◆ Tasks and exercises ◆
A) In the airport breakfast account, what did the writer order on the iPad?
B) Which airports does the airport breakfast account mention? Name them all.
C) Continue the airport breakfast account from where it stops.

◆ Supplied text ◆
[Start of section]

I am writing this at 6 a.m. sitting on a bar stool at the Empire Tavern at LaGuardia Airport’s terminal C. I am gearing up for a full day of travel out to the Pacific Northwest. I will be there all week and will land in NYC (JFK airport — flying out of LaGuardia and into JFK saved the company a couple hundred bucks!) just after 10 p.m. Friday.
The length or location of my trip is not significant. I tell you just so there is some context to my story. What is significant is my experience with technology at all the airports I fly into, out of and through. Most of the time, technology seems to increase efficiency of processing thousands of people through check in, baggage check, security, and boarding. I typically do e-check in. I get my boarding pass texted or emailed to me. I get flight updates via text message. I use digital signage to find my way to my gate. You get the idea. So today, I sit down at this bar to have a breakfast that I hope will carry me through until late afternoon when I finally get to the west coast (I have a layover in MSP and if my flight is more than 20 minutes late, I will likely miss the connecting flight). Seems at this Empire Tavern, you are encouraged not to interact with waiters. You are supposed to rely on technology to order and pay for your meal. That information is somehow communicated to a prep, cooking and serving staff teams. Your food is supposed to be delivered in 15 minutes or less. There are a few employees walking around in case you have questions, but otherwise they leave you to your relative isolation; as I look around I realize that most people are engaged with the technology, whether it’s the iPad on the bar with games, or their own cell phones, and I am somewhat relieved. It is, as I mentioned, 6 a.m. and I have already been up for hours. I have little desire to strike up a conversation with a stranger (and anyone who knows me knows that I usually love to strike up conversations with strangers — not joking).
OK, let me get to the point (forgive me for rambling, I am trying to get past the “I woke up when it is still the middle of the night” brain.) My experience with this technology-enabled breakfast ordering process was less than stellar. I think that’s probably why they make you choose the tip amount prior to even being served… because the interface between technology and human is still unreliable, and that’s not the fault of the servers. I order a small bowl of oatmeal with bananas and a hot green tea. The bowl comes out — really quick — as promised. My tea never makes it. So I try to catch the attention of one of the floating staff member whose primary job is to answer questions and get salt, pepper and sugar to those stressed out travelers who have minutes to shovel their meals into their face and get to the mile long zone 2 boarding line (I am convinced that he must believe that his real job is to act in stealth mode and not make eye contact.) Flagging down one of these helpers is not easy. I finally grab one and ask him if I can please have my tea. He tells me to order it on the iPad. I told him I did, with my oatmeal. I point to the bowl and tell him that I only received half my order. He said, “Oh” and walks away. Hmmmmmm. OK, let me try again.

[End of section]

◆ Information provided ◆
[Start of section]

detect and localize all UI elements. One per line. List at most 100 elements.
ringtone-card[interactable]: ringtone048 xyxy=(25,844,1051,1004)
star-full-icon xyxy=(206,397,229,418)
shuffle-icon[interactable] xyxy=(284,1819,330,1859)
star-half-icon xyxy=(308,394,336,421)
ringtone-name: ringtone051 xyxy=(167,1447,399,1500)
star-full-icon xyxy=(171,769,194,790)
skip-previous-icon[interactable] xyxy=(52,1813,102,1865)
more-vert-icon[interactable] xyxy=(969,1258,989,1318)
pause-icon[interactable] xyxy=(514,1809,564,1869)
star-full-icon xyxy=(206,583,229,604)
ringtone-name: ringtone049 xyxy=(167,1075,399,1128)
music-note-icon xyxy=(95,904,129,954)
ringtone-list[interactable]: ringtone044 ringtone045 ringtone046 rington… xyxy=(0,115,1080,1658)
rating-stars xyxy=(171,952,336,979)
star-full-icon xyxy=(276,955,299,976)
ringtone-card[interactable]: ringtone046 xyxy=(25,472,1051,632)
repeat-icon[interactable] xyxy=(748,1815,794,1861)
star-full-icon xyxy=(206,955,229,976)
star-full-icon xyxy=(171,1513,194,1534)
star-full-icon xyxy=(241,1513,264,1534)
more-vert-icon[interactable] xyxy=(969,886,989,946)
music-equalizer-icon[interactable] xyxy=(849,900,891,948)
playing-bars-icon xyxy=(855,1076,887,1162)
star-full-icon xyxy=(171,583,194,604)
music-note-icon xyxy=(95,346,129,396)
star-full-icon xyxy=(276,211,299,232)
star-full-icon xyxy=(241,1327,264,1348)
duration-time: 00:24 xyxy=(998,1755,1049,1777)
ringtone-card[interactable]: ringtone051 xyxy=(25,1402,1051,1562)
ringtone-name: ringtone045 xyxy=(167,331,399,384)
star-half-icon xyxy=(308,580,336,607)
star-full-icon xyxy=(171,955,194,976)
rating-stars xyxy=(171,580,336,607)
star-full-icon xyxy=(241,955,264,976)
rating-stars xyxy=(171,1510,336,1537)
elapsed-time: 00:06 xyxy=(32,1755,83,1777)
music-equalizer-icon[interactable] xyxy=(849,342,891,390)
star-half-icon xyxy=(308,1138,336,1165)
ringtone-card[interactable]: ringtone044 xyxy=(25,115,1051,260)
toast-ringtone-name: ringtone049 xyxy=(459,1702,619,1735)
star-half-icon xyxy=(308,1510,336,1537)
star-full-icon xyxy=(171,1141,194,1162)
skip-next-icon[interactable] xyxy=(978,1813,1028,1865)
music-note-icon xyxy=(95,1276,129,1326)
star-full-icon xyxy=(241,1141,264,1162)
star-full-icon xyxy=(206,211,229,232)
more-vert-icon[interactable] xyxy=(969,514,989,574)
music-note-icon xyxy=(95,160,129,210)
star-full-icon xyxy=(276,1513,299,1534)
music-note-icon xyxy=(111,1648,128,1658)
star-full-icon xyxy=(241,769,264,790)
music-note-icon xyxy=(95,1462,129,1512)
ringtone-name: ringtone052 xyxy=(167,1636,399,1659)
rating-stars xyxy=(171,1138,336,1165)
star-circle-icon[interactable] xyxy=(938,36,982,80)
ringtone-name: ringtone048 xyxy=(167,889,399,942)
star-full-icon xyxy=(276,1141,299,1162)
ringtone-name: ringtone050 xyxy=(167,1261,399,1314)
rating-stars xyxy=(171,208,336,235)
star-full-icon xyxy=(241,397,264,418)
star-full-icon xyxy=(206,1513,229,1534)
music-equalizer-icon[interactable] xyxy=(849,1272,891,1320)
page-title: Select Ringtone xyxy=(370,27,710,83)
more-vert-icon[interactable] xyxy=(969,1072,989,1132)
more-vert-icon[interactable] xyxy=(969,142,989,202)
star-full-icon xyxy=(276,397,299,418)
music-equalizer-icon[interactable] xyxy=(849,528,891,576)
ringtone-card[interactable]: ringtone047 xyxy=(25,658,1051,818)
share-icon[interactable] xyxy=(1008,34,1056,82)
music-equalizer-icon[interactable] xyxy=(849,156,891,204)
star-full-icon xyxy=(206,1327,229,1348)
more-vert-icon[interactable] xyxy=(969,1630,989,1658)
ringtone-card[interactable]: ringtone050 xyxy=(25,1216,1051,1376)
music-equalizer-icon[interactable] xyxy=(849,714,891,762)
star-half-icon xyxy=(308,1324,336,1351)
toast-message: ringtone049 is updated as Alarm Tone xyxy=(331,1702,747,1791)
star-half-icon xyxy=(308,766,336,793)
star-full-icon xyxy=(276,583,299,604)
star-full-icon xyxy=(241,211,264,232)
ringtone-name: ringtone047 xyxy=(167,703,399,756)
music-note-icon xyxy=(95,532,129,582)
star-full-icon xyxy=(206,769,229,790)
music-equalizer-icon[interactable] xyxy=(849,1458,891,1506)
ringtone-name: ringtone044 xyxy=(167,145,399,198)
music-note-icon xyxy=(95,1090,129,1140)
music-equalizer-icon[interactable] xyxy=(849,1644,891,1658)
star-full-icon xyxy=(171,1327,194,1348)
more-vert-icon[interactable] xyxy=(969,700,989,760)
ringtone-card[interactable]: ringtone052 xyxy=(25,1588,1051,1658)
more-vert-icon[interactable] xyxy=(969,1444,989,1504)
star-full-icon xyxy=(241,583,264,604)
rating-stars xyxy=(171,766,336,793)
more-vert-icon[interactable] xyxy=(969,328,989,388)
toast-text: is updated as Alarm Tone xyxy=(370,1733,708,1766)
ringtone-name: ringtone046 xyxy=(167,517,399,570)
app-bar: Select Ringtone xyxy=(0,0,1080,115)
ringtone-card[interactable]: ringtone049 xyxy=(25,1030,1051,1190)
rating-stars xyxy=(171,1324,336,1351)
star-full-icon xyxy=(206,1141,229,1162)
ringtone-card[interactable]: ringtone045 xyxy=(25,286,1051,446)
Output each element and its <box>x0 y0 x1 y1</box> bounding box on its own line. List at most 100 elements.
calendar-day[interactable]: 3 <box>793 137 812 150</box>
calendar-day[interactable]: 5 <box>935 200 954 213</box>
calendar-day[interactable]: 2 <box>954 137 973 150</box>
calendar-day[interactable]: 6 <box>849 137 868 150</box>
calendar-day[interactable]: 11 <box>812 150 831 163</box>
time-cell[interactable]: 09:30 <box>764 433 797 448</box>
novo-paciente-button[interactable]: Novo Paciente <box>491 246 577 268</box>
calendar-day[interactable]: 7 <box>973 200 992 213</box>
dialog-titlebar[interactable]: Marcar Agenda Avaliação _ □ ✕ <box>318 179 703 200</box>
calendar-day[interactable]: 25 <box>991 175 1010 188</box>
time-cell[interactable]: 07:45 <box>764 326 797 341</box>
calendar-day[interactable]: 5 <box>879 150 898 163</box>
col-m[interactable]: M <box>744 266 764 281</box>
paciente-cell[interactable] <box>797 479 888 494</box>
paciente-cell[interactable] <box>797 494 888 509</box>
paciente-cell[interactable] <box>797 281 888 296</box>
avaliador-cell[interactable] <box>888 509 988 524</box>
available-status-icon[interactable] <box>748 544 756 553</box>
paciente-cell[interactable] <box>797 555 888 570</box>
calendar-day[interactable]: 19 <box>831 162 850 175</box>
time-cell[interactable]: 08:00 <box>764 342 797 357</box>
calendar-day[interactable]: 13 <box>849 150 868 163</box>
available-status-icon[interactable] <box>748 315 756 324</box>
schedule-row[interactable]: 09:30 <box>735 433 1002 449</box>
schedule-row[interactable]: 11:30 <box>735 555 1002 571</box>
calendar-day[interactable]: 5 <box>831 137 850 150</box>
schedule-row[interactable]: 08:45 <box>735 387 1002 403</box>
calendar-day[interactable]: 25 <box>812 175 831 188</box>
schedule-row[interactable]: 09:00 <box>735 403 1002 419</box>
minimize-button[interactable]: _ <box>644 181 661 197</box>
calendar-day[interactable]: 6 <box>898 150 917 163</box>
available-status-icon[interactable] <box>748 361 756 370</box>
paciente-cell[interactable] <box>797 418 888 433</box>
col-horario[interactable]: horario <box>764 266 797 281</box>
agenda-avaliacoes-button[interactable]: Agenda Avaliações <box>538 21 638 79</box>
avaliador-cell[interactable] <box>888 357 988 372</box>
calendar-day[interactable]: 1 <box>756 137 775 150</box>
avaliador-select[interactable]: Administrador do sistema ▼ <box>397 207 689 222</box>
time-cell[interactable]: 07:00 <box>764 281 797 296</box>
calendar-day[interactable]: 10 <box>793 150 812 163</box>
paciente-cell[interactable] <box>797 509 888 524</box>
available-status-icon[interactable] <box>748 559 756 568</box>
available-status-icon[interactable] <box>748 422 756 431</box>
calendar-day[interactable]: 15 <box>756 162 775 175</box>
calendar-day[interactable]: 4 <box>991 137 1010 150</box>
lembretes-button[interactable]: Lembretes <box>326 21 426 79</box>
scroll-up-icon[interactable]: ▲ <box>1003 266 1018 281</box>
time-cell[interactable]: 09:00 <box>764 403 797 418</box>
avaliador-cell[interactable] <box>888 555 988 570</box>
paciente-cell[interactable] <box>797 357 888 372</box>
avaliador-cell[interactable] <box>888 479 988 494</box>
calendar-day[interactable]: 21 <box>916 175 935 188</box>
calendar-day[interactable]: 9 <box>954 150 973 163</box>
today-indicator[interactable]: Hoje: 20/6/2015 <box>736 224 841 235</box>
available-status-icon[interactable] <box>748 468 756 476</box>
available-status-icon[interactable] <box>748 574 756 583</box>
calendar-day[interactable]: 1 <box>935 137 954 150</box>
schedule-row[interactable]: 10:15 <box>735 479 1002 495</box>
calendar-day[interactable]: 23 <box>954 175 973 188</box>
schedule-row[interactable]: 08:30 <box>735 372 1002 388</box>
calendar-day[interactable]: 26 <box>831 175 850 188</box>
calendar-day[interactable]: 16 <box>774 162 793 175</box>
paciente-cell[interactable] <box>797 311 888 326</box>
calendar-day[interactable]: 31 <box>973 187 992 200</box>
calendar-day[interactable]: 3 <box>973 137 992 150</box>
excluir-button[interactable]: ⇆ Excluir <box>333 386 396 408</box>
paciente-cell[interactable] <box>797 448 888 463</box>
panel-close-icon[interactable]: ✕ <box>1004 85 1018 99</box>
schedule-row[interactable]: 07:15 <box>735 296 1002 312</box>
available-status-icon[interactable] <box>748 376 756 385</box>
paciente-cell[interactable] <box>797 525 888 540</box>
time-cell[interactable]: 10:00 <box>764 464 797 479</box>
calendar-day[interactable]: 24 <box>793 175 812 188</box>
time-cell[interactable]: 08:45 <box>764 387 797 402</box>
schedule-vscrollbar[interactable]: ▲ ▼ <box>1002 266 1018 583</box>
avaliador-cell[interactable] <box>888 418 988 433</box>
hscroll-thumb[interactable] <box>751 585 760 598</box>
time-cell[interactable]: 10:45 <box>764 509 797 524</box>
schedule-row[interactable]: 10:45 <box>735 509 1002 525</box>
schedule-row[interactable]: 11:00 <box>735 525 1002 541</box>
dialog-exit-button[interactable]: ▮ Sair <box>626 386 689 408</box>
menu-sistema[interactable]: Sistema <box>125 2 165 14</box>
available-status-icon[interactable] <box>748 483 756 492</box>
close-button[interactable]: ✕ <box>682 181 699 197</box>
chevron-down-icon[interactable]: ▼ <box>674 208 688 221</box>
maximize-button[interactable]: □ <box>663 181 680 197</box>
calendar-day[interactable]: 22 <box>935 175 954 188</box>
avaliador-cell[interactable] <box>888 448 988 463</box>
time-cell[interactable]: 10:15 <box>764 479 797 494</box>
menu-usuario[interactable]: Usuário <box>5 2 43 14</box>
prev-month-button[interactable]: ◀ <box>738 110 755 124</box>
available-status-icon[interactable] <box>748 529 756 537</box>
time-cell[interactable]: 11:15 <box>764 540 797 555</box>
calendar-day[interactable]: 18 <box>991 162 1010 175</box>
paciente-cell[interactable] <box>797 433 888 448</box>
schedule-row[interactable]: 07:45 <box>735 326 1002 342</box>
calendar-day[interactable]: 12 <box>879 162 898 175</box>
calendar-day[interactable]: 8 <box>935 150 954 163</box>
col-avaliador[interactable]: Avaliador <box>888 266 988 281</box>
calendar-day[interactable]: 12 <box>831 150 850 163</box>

[End of section]

◆ Responses ◆
A) A small bowl of oatmeal with bananas and a hot green tea.

B) LaGuardia Airport (terminal C), JFK airport, and MSP.

C)
I am able to connect with a different employee. I review my issue (by this time I have been sitting here for a half hour but I arrived at my gate really early, so I am not in a huge rush; I just want something to drink) and ask if I can please have my tea. He has to defer to someone else to check my order to confirm that I am waiting for my green tea. Annoying but totally understand. This “someone else” tells him to “just get it for” me. I can tell there is tension in her voice. I have a feeling that I am not the only person having trouble receiving what I ordered and paid for. This is confirmed when the guy sitting next to me tells his server that he has been waiting almost 20 minutes for his sparkling water and coffee. And then again when a server comes over to me with a slightly sad looking pistachio muffin, which I kindly told her I did not order (it was for the lady three bar stools down from me). And finally, a woman walks up to the counter and says that she ordered a muffin and coffee 30 minutes ago and has to catch her flight. She was clearly agitated and very short with the floater.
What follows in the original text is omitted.